> _Exercise_:
Quote, without change, all of the lines that follow.

> _Exercise data_:
++++++
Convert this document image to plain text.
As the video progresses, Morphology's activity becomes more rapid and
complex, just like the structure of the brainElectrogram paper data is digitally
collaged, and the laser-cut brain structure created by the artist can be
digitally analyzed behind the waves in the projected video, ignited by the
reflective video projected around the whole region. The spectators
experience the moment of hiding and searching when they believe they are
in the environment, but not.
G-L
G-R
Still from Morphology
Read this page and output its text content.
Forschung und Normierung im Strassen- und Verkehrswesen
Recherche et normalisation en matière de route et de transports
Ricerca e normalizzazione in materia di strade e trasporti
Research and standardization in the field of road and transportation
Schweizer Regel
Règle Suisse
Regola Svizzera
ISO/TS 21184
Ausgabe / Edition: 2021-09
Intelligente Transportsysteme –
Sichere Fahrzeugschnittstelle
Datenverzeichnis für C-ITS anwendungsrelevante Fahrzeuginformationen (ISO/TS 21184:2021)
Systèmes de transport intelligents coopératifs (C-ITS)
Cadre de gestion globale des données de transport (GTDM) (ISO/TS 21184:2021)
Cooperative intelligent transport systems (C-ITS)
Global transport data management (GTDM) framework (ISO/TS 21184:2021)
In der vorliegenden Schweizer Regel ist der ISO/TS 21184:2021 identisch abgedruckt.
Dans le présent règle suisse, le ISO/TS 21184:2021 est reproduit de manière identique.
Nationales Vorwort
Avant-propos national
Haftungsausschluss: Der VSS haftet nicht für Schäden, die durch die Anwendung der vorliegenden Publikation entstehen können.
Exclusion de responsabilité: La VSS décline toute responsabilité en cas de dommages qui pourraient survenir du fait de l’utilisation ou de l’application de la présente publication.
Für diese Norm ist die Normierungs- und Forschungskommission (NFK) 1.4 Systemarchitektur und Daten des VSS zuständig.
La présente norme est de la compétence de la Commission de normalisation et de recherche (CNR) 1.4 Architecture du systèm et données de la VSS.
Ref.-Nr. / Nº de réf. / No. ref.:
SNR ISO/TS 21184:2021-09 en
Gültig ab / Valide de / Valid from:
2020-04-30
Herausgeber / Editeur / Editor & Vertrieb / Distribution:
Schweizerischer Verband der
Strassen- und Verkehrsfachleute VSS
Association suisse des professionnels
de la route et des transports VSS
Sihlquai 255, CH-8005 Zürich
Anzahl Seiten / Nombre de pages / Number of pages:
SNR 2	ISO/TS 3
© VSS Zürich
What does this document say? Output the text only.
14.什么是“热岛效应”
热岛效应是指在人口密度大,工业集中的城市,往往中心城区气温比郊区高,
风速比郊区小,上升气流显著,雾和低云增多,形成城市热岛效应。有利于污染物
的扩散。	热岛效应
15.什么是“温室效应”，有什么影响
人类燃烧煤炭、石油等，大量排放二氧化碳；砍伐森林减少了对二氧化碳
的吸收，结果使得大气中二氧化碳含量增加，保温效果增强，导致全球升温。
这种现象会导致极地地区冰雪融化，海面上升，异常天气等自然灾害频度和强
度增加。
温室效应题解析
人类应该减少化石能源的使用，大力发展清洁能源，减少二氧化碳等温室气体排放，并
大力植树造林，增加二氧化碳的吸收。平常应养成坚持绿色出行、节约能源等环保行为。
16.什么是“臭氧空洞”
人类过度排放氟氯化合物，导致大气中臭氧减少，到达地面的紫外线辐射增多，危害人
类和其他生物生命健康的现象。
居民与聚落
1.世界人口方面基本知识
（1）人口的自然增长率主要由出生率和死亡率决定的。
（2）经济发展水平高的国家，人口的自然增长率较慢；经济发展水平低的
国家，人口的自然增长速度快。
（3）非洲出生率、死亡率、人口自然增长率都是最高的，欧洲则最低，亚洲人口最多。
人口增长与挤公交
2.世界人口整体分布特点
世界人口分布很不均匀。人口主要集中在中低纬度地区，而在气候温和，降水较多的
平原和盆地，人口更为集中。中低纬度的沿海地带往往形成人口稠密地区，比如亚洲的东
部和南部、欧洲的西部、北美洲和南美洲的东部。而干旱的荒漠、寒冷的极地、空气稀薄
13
++++++
> _Exercise answer_:
Convert this document image to plain text.
As the video progresses, Morphology's activity becomes more rapid and
complex, just like the structure of the brainElectrogram paper data is digitally
collaged, and the laser-cut brain structure created by the artist can be
digitally analyzed behind the waves in the projected video, ignited by the
reflective video projected around the whole region. The spectators
experience the moment of hiding and searching when they believe they are
in the environment, but not.
G-L
G-R
Still from Morphology
Read this page and output its text content.
Forschung und Normierung im Strassen- und Verkehrswesen
Recherche et normalisation en matière de route et de transports
Ricerca e normalizzazione in materia di strade e trasporti
Research and standardization in the field of road and transportation
Schweizer Regel
Règle Suisse
Regola Svizzera
ISO/TS 21184
Ausgabe / Edition: 2021-09
Intelligente Transportsysteme –
Sichere Fahrzeugschnittstelle
Datenverzeichnis für C-ITS anwendungsrelevante Fahrzeuginformationen (ISO/TS 21184:2021)
Systèmes de transport intelligents coopératifs (C-ITS)
Cadre de gestion globale des données de transport (GTDM) (ISO/TS 21184:2021)
Cooperative intelligent transport systems (C-ITS)
Global transport data management (GTDM) framework (ISO/TS 21184:2021)
In der vorliegenden Schweizer Regel ist der ISO/TS 21184:2021 identisch abgedruckt.
Dans le présent règle suisse, le ISO/TS 21184:2021 est reproduit de manière identique.
Nationales Vorwort
Avant-propos national
Haftungsausschluss: Der VSS haftet nicht für Schäden, die durch die Anwendung der vorliegenden Publikation entstehen können.
Exclusion de responsabilité: La VSS décline toute responsabilité en cas de dommages qui pourraient survenir du fait de l’utilisation ou de l’application de la présente publication.
Für diese Norm ist die Normierungs- und Forschungskommission (NFK) 1.4 Systemarchitektur und Daten des VSS zuständig.
La présente norme est de la compétence de la Commission de normalisation et de recherche (CNR) 1.4 Architecture du systèm et données de la VSS.
Ref.-Nr. / Nº de réf. / No. ref.:
SNR ISO/TS 21184:2021-09 en
Gültig ab / Valide de / Valid from:
2020-04-30
Herausgeber / Editeur / Editor & Vertrieb / Distribution:
Schweizerischer Verband der
Strassen- und Verkehrsfachleute VSS
Association suisse des professionnels
de la route et des transports VSS
Sihlquai 255, CH-8005 Zürich
Anzahl Seiten / Nombre de pages / Number of pages:
SNR 2	ISO/TS 3
© VSS Zürich
What does this document say? Output the text only.
14.什么是“热岛效应”
热岛效应是指在人口密度大,工业集中的城市,往往中心城区气温比郊区高,
风速比郊区小,上升气流显著,雾和低云增多,形成城市热岛效应。有利于污染物
的扩散。	热岛效应
15.什么是“温室效应”，有什么影响
人类燃烧煤炭、石油等，大量排放二氧化碳；砍伐森林减少了对二氧化碳
的吸收，结果使得大气中二氧化碳含量增加，保温效果增强，导致全球升温。
这种现象会导致极地地区冰雪融化，海面上升，异常天气等自然灾害频度和强
度增加。
温室效应题解析
人类应该减少化石能源的使用，大力发展清洁能源，减少二氧化碳等温室气体排放，并
大力植树造林，增加二氧化碳的吸收。平常应养成坚持绿色出行、节约能源等环保行为。
16.什么是“臭氧空洞”
人类过度排放氟氯化合物，导致大气中臭氧减少，到达地面的紫外线辐射增多，危害人
类和其他生物生命健康的现象。
居民与聚落
1.世界人口方面基本知识
（1）人口的自然增长率主要由出生率和死亡率决定的。
（2）经济发展水平高的国家，人口的自然增长率较慢；经济发展水平低的
国家，人口的自然增长速度快。
（3）非洲出生率、死亡率、人口自然增长率都是最高的，欧洲则最低，亚洲人口最多。
人口增长与挤公交
2.世界人口整体分布特点
世界人口分布很不均匀。人口主要集中在中低纬度地区，而在气候温和，降水较多的
平原和盆地，人口更为集中。中低纬度的沿海地带往往形成人口稠密地区，比如亚洲的东
部和南部、欧洲的西部、北美洲和南美洲的东部。而干旱的荒漠、寒冷的极地、空气稀薄
13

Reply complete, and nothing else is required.